Saved entries:
▼▼▼

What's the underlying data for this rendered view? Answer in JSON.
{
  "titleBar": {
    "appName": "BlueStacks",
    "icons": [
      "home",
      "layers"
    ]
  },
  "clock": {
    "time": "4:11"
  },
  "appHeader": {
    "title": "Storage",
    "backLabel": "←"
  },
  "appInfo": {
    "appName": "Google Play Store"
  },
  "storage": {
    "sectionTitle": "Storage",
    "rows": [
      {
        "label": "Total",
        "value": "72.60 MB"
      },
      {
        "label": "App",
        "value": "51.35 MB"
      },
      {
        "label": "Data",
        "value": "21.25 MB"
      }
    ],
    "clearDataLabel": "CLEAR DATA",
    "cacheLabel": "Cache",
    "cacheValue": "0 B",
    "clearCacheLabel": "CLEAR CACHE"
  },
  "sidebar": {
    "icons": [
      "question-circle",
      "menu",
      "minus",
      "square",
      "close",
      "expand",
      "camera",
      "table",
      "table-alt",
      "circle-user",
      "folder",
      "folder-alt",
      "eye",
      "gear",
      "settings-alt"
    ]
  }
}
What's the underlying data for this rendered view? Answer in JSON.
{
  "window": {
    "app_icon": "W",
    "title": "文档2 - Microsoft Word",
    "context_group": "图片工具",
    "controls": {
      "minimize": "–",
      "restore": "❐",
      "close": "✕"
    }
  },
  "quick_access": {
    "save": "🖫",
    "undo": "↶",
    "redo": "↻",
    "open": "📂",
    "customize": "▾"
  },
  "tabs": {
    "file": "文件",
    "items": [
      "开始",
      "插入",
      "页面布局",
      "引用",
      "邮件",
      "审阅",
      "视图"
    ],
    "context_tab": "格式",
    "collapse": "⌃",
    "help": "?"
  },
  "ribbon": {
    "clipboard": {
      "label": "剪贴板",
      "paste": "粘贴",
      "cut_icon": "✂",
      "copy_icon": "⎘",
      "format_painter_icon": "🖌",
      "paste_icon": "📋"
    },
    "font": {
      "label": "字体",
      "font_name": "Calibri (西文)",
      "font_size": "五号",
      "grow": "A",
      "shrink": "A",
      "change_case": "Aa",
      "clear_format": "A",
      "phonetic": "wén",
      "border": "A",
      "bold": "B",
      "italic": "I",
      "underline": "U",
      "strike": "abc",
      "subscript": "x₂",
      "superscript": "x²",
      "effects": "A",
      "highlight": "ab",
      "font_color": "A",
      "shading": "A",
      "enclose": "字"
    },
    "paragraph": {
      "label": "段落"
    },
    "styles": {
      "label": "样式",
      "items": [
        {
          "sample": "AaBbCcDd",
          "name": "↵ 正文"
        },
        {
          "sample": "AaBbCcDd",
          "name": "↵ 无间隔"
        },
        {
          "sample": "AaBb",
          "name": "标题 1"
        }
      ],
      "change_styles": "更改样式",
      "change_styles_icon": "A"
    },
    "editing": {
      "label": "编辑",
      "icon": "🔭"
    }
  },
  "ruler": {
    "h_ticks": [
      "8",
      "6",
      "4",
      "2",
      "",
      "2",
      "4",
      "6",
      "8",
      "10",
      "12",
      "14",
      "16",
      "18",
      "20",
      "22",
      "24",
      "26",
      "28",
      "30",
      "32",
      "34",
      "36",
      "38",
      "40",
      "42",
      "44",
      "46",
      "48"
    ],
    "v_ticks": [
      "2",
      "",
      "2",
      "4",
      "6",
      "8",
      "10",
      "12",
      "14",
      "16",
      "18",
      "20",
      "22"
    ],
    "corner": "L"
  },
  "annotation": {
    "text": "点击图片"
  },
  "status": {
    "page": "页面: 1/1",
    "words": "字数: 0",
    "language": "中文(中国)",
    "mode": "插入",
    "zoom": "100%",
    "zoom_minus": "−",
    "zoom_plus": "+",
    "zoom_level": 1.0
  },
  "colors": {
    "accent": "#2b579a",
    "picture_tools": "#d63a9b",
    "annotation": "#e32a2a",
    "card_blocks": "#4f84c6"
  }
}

▲▲▲

Restate each record word for word.

What's the underlying data for this rendered view? Answer in JSON.
{
  "titleBar": {
    "appName": "BlueStacks",
    "icons": [
      "home",
      "layers"
    ]
  },
  "clock": {
    "time": "4:11"
  },
  "appHeader": {
    "title": "Storage",
    "backLabel": "←"
  },
  "appInfo": {
    "appName": "Google Play Store"
  },
  "storage": {
    "sectionTitle": "Storage",
    "rows": [
      {
        "label": "Total",
        "value": "72.60 MB"
      },
      {
        "label": "App",
        "value": "51.35 MB"
      },
      {
        "label": "Data",
        "value": "21.25 MB"
      }
    ],
    "clearDataLabel": "CLEAR DATA",
    "cacheLabel": "Cache",
    "cacheValue": "0 B",
    "clearCacheLabel": "CLEAR CACHE"
  },
  "sidebar": {
    "icons": [
      "question-circle",
      "menu",
      "minus",
      "square",
      "close",
      "expand",
      "camera",
      "table",
      "table-alt",
      "circle-user",
      "folder",
      "folder-alt",
      "eye",
      "gear",
      "settings-alt"
    ]
  }
}
What's the underlying data for this rendered view? Answer in JSON.
{
  "window": {
    "app_icon": "W",
    "title": "文档2 - Microsoft Word",
    "context_group": "图片工具",
    "controls": {
      "minimize": "–",
      "restore": "❐",
      "close": "✕"
    }
  },
  "quick_access": {
    "save": "🖫",
    "undo": "↶",
    "redo": "↻",
    "open": "📂",
    "customize": "▾"
  },
  "tabs": {
    "file": "文件",
    "items": [
      "开始",
      "插入",
      "页面布局",
      "引用",
      "邮件",
      "审阅",
      "视图"
    ],
    "context_tab": "格式",
    "collapse": "⌃",
    "help": "?"
  },
  "ribbon": {
    "clipboard": {
      "label": "剪贴板",
      "paste": "粘贴",
      "cut_icon": "✂",
      "copy_icon": "⎘",
      "format_painter_icon": "🖌",
      "paste_icon": "📋"
    },
    "font": {
      "label": "字体",
      "font_name": "Calibri (西文)",
      "font_size": "五号",
      "grow": "A",
      "shrink": "A",
      "change_case": "Aa",
      "clear_format": "A",
      "phonetic": "wén",
      "border": "A",
      "bold": "B",
      "italic": "I",
      "underline": "U",
      "strike": "abc",
      "subscript": "x₂",
      "superscript": "x²",
      "effects": "A",
      "highlight": "ab",
      "font_color": "A",
      "shading": "A",
      "enclose": "字"
    },
    "paragraph": {
      "label": "段落"
    },
    "styles": {
      "label": "样式",
      "items": [
        {
          "sample": "AaBbCcDd",
          "name": "↵ 正文"
        },
        {
          "sample": "AaBbCcDd",
          "name": "↵ 无间隔"
        },
        {
          "sample": "AaBb",
          "name": "标题 1"
        }
      ],
      "change_styles": "更改样式",
      "change_styles_icon": "A"
    },
    "editing": {
      "label": "编辑",
      "icon": "🔭"
    }
  },
  "ruler": {
    "h_ticks": [
      "8",
      "6",
      "4",
      "2",
      "",
      "2",
      "4",
      "6",
      "8",
      "10",
      "12",
      "14",
      "16",
      "18",
      "20",
      "22",
      "24",
      "26",
      "28",
      "30",
      "32",
      "34",
      "36",
      "38",
      "40",
      "42",
      "44",
      "46",
      "48"
    ],
    "v_ticks": [
      "2",
      "",
      "2",
      "4",
      "6",
      "8",
      "10",
      "12",
      "14",
      "16",
      "18",
      "20",
      "22"
    ],
    "corner": "L"
  },
  "annotation": {
    "text": "点击图片"
  },
  "status": {
    "page": "页面: 1/1",
    "words": "字数: 0",
    "language": "中文(中国)",
    "mode": "插入",
    "zoom": "100%",
    "zoom_minus": "−",
    "zoom_plus": "+",
    "zoom_level": 1.0
  },
  "colors": {
    "accent": "#2b579a",
    "picture_tools": "#d63a9b",
    "annotation": "#e32a2a",
    "card_blocks": "#4f84c6"
  }
}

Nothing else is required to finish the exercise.